* THE REQUEST: In the entries below, count each line holding the word "Pleural". Answer with the total alone.

[Begin TASK MATERIAL]

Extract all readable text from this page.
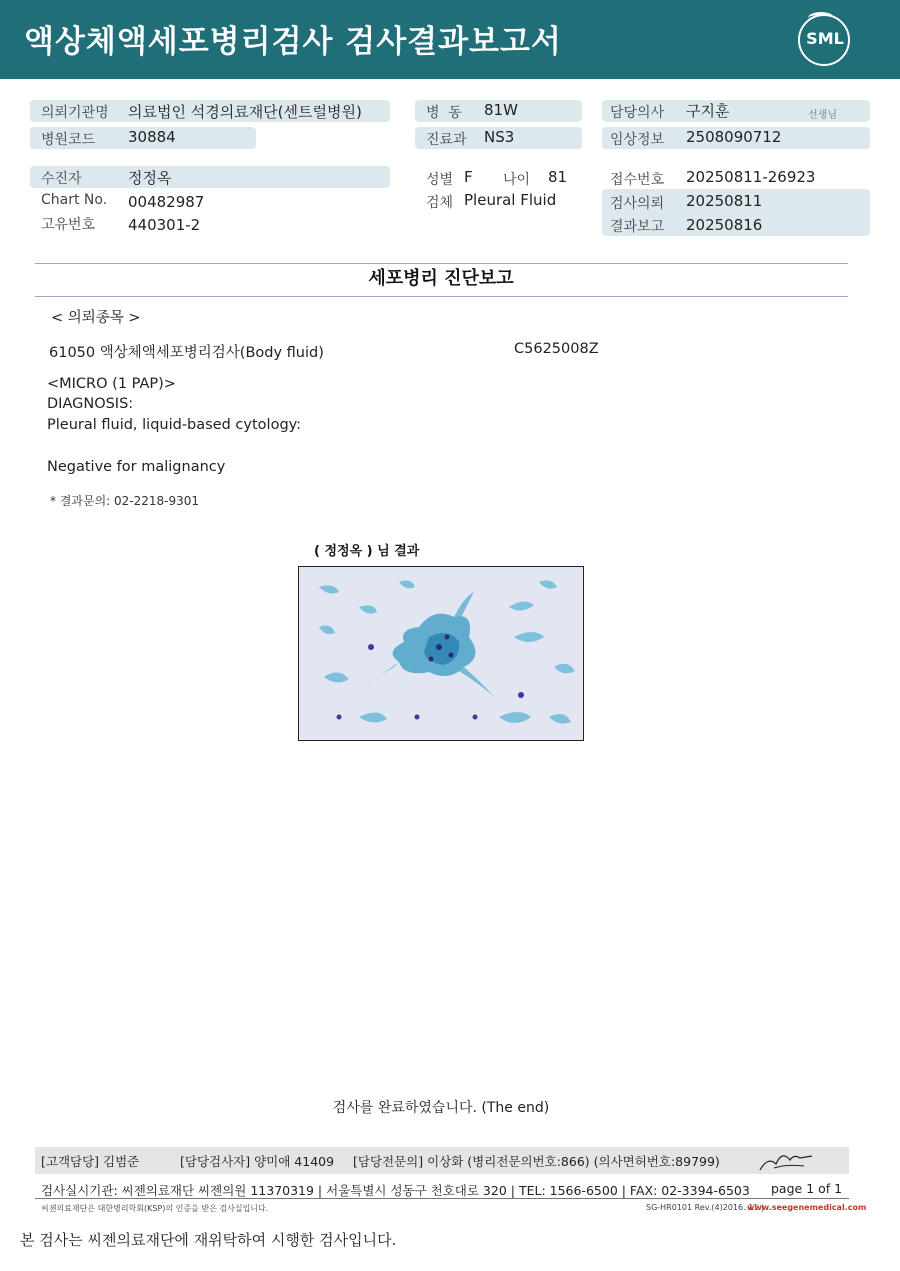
액상체액세포병리검사 검사결과보고서	SML
의뢰기관명 의료법인 석경의료재단(센트럴병원)
병원코드 30884
병  동 81W
진료과 NS3
담당의사 구지훈	선생님
임상정보 2508090712
수진자	정정옥
Chart No. 00482987
고유번호 440301-2
성별 F 나이 81
검체 Pleural Fluid
접수번호 20250811-26923
검사의뢰 20250811
결과보고 20250816
세포병리 진단보고
< 의뢰종목 >
61050 액상체액세포병리검사(Body fluid)	C5625008Z
<MICRO (1 PAP)>
DIAGNOSIS:
Pleural fluid, liquid-based cytology:
Negative for malignancy
* 결과문의: 02-2218-9301
( 정정옥 ) 님 결과
검사를 완료하였습니다. (The end)
[고객담당] 김범준	[담당검사자] 양미애 41409 [담당전문의] 이상화 (병리전문의번호:866) (의사면허번호:89799)
검사실시기관: 씨젠의료재단 씨젠의원 11370319 | 서울특별시 성동구 천호대로 320 | TEL: 1566-6500 | FAX: 02-3394-6503 page 1 of 1
씨젠의료재단은 대한병리학회(KSP)의 인증을 받은 검사실입니다.	SG-HR0101 Rev.(4)2016. 11 |
www.seegenemedical.com
본 검사는 씨젠의료재단에 재위탁하여 시행한 검사입니다.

[End TASK MATERIAL]

* ANSWER TO THE EXERCISE: 2